• [TASK GOAL] Pull from the listing below each line that contains the string "club".

• [EXCERPTED RECORDS]
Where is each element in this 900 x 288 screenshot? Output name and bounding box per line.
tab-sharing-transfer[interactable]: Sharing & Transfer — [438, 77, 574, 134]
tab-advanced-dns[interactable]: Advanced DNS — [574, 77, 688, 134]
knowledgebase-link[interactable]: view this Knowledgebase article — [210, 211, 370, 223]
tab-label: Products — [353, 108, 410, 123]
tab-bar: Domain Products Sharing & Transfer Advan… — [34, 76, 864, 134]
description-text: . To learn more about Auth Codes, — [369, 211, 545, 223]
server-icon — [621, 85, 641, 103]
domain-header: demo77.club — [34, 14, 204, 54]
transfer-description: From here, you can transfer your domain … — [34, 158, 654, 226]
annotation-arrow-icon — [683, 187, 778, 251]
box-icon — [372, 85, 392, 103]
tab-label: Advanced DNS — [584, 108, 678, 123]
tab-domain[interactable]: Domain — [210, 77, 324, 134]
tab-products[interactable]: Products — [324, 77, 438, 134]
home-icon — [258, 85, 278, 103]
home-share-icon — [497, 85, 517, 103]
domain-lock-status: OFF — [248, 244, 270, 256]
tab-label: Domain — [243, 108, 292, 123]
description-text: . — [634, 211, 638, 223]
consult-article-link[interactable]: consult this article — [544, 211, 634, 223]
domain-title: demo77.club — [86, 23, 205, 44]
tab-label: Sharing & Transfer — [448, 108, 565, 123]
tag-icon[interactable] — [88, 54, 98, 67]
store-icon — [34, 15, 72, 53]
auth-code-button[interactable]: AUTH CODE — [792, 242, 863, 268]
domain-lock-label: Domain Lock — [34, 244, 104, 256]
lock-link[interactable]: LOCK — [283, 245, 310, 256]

• [TASK SOLUTION]
domain-header: demo77.club — [34, 14, 204, 54]
domain-title: demo77.club — [86, 23, 205, 44]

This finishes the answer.